** start **

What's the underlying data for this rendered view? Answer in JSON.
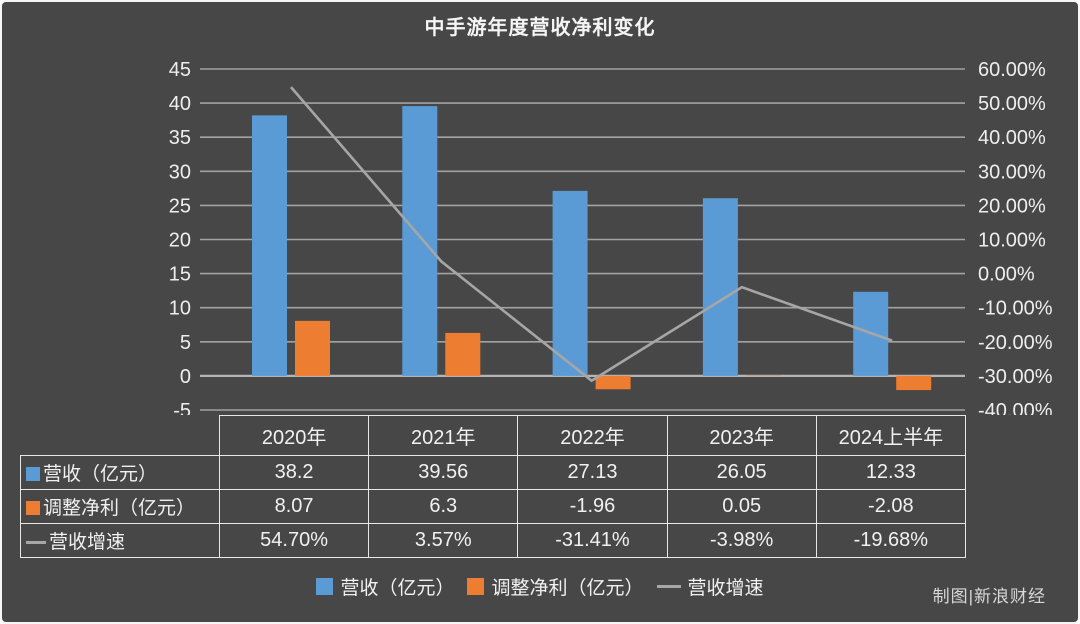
{
  "title": "中手游年度营收净利变化",
  "credit": "制图|新浪财经",
  "colors": {
    "background": "#474747",
    "revenue_bar": "#5b9bd5",
    "profit_bar": "#ed7d31",
    "growth_line": "#a6a6a6",
    "grid": "#a2a2a2",
    "zero_line": "#b5b5b5",
    "axis_text": "#eeeeee",
    "table_border": "#e8e8e8"
  },
  "chart_data": {
    "type": "bar",
    "subtype": "combo-bar-line-dual-axis",
    "title": "中手游年度营收净利变化",
    "categories": [
      "2020年",
      "2021年",
      "2022年",
      "2023年",
      "2024上半年"
    ],
    "series": [
      {
        "name": "营收（亿元）",
        "type": "bar",
        "axis": "left",
        "color": "#5b9bd5",
        "values": [
          38.2,
          39.56,
          27.13,
          26.05,
          12.33
        ]
      },
      {
        "name": "调整净利（亿元）",
        "type": "bar",
        "axis": "left",
        "color": "#ed7d31",
        "values": [
          8.07,
          6.3,
          -1.96,
          0.05,
          -2.08
        ]
      },
      {
        "name": "营收增速",
        "type": "line",
        "axis": "right",
        "color": "#a6a6a6",
        "values": [
          54.7,
          3.57,
          -31.41,
          -3.98,
          -19.68
        ]
      }
    ],
    "left_axis": {
      "min": -5,
      "max": 45,
      "step": 5,
      "tick_values": [
        45,
        40,
        35,
        30,
        25,
        20,
        15,
        10,
        5,
        0,
        -5
      ],
      "tick_labels": [
        "45",
        "40",
        "35",
        "30",
        "25",
        "20",
        "15",
        "10",
        "5",
        "0",
        "-5"
      ]
    },
    "right_axis": {
      "min": -40,
      "max": 60,
      "step": 10,
      "tick_values": [
        60,
        50,
        40,
        30,
        20,
        10,
        0,
        -10,
        -20,
        -30,
        -40
      ],
      "tick_labels": [
        "60.00%",
        "50.00%",
        "40.00%",
        "30.00%",
        "20.00%",
        "10.00%",
        "0.00%",
        "-10.00%",
        "-20.00%",
        "-30.00%",
        "-40.00%"
      ]
    },
    "grid": true,
    "legend_position": "bottom"
  },
  "table": {
    "corner": "",
    "columns": [
      "2020年",
      "2021年",
      "2022年",
      "2023年",
      "2024上半年"
    ],
    "rows": [
      {
        "label": "营收（亿元）",
        "marker": "square",
        "marker_color": "#5b9bd5",
        "values": [
          "38.2",
          "39.56",
          "27.13",
          "26.05",
          "12.33"
        ]
      },
      {
        "label": "调整净利（亿元）",
        "marker": "square",
        "marker_color": "#ed7d31",
        "values": [
          "8.07",
          "6.3",
          "-1.96",
          "0.05",
          "-2.08"
        ]
      },
      {
        "label": "营收增速",
        "marker": "line",
        "marker_color": "#a6a6a6",
        "values": [
          "54.70%",
          "3.57%",
          "-31.41%",
          "-3.98%",
          "-19.68%"
        ]
      }
    ]
  },
  "legend": {
    "items": [
      {
        "label": "营收（亿元）",
        "marker": "square",
        "color": "#5b9bd5"
      },
      {
        "label": "调整净利（亿元）",
        "marker": "square",
        "color": "#ed7d31"
      },
      {
        "label": "营收增速",
        "marker": "line",
        "color": "#a6a6a6"
      }
    ]
  }
}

** end **

WRITTEN PROBLEM:
What count of lines in the listing contain the word "title"? Reply with the number only.

SOLUTION TO THE PROBLEM:
2